*THE EXERCISE*: Write out each line beneath this one exactly as it reads.
◆ ◆ ◆ ◆ ◆ ◆ ◆
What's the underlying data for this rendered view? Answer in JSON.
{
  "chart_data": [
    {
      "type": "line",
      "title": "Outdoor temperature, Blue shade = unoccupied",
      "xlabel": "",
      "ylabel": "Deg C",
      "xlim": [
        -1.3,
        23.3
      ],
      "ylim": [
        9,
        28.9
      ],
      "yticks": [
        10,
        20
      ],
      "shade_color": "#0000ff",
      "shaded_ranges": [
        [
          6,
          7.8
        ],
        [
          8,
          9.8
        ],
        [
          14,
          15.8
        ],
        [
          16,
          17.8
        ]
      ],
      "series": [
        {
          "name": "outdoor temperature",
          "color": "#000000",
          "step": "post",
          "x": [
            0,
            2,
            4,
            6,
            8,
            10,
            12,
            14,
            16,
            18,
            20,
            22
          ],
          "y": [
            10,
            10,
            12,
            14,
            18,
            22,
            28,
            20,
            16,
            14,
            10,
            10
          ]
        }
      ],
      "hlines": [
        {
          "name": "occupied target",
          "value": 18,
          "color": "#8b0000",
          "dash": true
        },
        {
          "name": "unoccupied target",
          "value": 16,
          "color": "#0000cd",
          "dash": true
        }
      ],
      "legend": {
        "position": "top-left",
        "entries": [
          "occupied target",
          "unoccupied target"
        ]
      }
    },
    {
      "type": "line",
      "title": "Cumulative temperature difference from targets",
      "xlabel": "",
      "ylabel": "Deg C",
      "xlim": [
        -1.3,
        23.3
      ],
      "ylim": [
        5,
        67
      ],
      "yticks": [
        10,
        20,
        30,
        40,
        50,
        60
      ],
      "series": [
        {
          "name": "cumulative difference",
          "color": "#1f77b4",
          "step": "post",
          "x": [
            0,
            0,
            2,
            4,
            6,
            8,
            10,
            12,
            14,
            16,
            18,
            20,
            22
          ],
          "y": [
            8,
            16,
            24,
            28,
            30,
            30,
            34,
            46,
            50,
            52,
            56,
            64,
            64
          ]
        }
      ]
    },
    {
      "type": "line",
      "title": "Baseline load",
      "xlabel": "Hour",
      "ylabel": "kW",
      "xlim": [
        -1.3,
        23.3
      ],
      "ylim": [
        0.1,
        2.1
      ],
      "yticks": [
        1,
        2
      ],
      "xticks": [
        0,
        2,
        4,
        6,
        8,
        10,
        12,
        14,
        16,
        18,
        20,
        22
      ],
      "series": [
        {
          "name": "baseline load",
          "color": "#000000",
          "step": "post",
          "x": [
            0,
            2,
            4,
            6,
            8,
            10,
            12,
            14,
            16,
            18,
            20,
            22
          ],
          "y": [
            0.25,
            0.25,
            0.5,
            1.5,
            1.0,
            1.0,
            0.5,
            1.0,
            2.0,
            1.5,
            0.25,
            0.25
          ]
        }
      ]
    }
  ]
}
◆ ◆ ◆ ◆ ◆ ◆ ◆
*RESULT OF THE TASK*:
What's the underlying data for this rendered view? Answer in JSON.
{
  "chart_data": [
    {
      "type": "line",
      "title": "Outdoor temperature, Blue shade = unoccupied",
      "xlabel": "",
      "ylabel": "Deg C",
      "xlim": [
        -1.3,
        23.3
      ],
      "ylim": [
        9,
        28.9
      ],
      "yticks": [
        10,
        20
      ],
      "shade_color": "#0000ff",
      "shaded_ranges": [
        [
          6,
          7.8
        ],
        [
          8,
          9.8
        ],
        [
          14,
          15.8
        ],
        [
          16,
          17.8
        ]
      ],
      "series": [
        {
          "name": "outdoor temperature",
          "color": "#000000",
          "step": "post",
          "x": [
            0,
            2,
            4,
            6,
            8,
            10,
            12,
            14,
            16,
            18,
            20,
            22
          ],
          "y": [
            10,
            10,
            12,
            14,
            18,
            22,
            28,
            20,
            16,
            14,
            10,
            10
          ]
        }
      ],
      "hlines": [
        {
          "name": "occupied target",
          "value": 18,
          "color": "#8b0000",
          "dash": true
        },
        {
          "name": "unoccupied target",
          "value": 16,
          "color": "#0000cd",
          "dash": true
        }
      ],
      "legend": {
        "position": "top-left",
        "entries": [
          "occupied target",
          "unoccupied target"
        ]
      }
    },
    {
      "type": "line",
      "title": "Cumulative temperature difference from targets",
      "xlabel": "",
      "ylabel": "Deg C",
      "xlim": [
        -1.3,
        23.3
      ],
      "ylim": [
        5,
        67
      ],
      "yticks": [
        10,
        20,
        30,
        40,
        50,
        60
      ],
      "series": [
        {
          "name": "cumulative difference",
          "color": "#1f77b4",
          "step": "post",
          "x": [
            0,
            0,
            2,
            4,
            6,
            8,
            10,
            12,
            14,
            16,
            18,
            20,
            22
          ],
          "y": [
            8,
            16,
            24,
            28,
            30,
            30,
            34,
            46,
            50,
            52,
            56,
            64,
            64
          ]
        }
      ]
    },
    {
      "type": "line",
      "title": "Baseline load",
      "xlabel": "Hour",
      "ylabel": "kW",
      "xlim": [
        -1.3,
        23.3
      ],
      "ylim": [
        0.1,
        2.1
      ],
      "yticks": [
        1,
        2
      ],
      "xticks": [
        0,
        2,
        4,
        6,
        8,
        10,
        12,
        14,
        16,
        18,
        20,
        22
      ],
      "series": [
        {
          "name": "baseline load",
          "color": "#000000",
          "step": "post",
          "x": [
            0,
            2,
            4,
            6,
            8,
            10,
            12,
            14,
            16,
            18,
            20,
            22
          ],
          "y": [
            0.25,
            0.25,
            0.5,
            1.5,
            1.0,
            1.0,
            0.5,
            1.0,
            2.0,
            1.5,
            0.25,
            0.25
          ]
        }
      ]
    }
  ]
}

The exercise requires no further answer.